• Text shown:
--- Start ---
UNIBA - Integrating distributional semantics features in a supervised approach for detecting irony in Italian tweets
p. 152-156
Résumés
This paper describes the UNIBA team participation in the IronITA 2018 task at EVALITA 2018. We propose a supervised approach based on LIBLINEAR that relies on keyword, polarity, micro-blogging features and representation of tweets in a distributional semantic model. Our system ranked 3rd and 4th in the irony detection subtask. We participated only in the constraint run exploiting the training data provided by the task organizers.
Questo articolo descrive la partecipazione del team UNIBA al task IronITA 2018 organizzato durante EVALITA 2018. Nell’articolo proponiamo un approccio supervisionato basato su LIBLINEAR che sfrutta le parole chiave, la polarità, attributi tipici dei microblog e la rappresentazione dei tweet in uno spazio semantico distribuzionale. Il nostro sistema si è classificato terzo e quarto nel sotto task di identificazione dell’ironia. Abbiamo partecipato solamente nel constraing run utilizzando i dati di training forniti dagli organizzatori del task.
Texte intégral
1 Introduction
1The irony is defined as “the use of words that say the opposite of what you really mean, often as a joke and with a tone of voice that shows this”1. This suggests us that when we are analyzing written text for detecting irony, we should focus our attention on those words that are used in an unconventional context. For example, given the tweet: “S&P ha declassato Mario Monti da Premier a Badante #declassaggi”2, we can observe that the word “badante” (caregiver) is used in an unconventional context, since “caregiver” usually does not co-occur with words “Premier” or “Mario Monti”.
--- End ---
• Material supplied:
--- Start ---
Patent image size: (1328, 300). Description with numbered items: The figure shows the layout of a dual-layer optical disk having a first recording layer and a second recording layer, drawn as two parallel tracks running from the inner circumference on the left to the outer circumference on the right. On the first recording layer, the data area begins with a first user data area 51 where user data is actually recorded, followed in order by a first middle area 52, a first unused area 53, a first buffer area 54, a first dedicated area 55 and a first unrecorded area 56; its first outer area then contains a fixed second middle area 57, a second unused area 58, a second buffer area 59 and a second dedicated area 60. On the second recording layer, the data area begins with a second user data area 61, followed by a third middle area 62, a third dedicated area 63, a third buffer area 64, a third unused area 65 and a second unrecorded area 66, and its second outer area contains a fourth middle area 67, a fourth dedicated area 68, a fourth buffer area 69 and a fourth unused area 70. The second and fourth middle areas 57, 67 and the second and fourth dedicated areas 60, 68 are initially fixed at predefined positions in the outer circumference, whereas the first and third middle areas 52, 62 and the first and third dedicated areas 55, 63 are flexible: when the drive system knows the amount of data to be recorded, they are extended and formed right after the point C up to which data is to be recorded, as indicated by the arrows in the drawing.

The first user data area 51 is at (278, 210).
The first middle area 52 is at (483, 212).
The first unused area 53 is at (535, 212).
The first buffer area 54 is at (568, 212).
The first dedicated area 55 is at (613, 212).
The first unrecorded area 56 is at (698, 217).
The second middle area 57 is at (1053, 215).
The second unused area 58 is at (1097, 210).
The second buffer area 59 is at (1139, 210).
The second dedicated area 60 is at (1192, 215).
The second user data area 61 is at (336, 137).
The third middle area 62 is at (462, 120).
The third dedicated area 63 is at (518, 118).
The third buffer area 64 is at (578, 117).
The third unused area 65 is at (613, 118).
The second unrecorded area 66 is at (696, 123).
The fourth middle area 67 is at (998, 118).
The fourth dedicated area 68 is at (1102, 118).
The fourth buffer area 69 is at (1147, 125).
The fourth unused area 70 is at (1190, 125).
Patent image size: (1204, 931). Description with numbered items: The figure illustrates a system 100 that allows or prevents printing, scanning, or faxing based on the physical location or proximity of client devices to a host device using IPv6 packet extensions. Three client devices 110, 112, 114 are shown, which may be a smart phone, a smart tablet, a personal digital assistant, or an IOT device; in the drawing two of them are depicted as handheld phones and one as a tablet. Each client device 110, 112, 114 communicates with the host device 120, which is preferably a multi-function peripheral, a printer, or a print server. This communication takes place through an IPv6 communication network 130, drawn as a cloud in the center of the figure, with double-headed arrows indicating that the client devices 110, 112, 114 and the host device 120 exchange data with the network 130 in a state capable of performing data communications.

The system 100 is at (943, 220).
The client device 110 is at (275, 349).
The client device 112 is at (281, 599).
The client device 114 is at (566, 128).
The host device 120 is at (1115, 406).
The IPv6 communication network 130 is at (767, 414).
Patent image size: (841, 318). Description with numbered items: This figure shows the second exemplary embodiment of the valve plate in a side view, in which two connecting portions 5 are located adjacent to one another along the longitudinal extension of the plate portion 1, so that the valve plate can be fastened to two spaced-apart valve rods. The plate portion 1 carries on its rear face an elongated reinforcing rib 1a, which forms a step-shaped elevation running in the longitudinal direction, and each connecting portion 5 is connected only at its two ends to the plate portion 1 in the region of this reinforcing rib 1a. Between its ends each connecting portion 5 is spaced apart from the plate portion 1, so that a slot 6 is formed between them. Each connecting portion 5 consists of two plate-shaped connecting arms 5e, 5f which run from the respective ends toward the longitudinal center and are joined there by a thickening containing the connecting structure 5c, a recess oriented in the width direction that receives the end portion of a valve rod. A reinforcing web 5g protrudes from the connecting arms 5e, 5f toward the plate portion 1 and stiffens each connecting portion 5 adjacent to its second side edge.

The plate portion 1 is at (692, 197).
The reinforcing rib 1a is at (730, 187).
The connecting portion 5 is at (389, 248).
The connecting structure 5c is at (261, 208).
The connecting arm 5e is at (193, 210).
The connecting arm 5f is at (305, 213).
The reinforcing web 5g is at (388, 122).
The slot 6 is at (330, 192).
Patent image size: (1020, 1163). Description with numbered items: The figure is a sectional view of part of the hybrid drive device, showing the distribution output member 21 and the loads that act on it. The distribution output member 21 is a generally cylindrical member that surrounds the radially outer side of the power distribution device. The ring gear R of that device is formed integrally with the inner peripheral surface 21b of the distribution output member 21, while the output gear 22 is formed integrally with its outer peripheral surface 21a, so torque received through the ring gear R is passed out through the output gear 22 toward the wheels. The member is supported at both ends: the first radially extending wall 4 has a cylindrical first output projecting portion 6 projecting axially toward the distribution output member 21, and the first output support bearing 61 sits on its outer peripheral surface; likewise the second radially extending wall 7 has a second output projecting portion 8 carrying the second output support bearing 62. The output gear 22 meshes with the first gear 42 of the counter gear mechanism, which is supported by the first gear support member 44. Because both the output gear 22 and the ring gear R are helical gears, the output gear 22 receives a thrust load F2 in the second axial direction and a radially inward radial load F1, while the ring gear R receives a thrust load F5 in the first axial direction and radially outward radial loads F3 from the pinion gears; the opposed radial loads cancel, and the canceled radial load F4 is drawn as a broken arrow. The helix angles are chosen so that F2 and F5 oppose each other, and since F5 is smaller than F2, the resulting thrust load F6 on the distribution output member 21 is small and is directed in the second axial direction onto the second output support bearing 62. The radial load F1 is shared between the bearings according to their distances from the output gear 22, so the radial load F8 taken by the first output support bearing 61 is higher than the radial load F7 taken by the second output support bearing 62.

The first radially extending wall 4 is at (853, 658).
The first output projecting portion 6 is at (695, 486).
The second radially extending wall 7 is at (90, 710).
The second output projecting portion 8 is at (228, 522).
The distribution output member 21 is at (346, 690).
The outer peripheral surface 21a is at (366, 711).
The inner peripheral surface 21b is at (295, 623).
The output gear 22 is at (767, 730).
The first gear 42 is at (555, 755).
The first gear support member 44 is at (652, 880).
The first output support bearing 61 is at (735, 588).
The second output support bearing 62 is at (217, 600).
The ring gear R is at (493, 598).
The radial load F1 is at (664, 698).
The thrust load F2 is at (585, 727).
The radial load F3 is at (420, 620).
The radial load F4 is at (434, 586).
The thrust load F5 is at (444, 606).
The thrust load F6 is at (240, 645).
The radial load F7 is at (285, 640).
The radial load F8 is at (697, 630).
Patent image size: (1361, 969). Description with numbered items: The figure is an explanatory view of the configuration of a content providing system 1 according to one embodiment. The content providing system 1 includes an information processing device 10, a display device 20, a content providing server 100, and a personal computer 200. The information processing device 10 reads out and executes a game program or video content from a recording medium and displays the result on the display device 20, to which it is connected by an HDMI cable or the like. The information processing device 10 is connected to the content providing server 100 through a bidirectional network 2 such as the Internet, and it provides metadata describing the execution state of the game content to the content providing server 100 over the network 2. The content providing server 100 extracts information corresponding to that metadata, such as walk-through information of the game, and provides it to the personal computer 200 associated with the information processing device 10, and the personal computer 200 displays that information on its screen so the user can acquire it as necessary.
--- End ---
• To do: Rewrite the irony-detection paper text between "UNIBA - Integrating" and "the task organizers.", inclusive, switching "LIBLINEAR" to "LIBSVM".

• Response to the task:
UNIBA - Integrating distributional semantics features in a supervised approach for detecting irony in Italian tweets
p. 152-156
Résumés
This paper describes the UNIBA team participation in the IronITA 2018 task at EVALITA 2018. We propose a supervised approach based on LIBSVM that relies on keyword, polarity, micro-blogging features and representation of tweets in a distributional semantic model. Our system ranked 3rd and 4th in the irony detection subtask. We participated only in the constraint run exploiting the training data provided by the task organizers.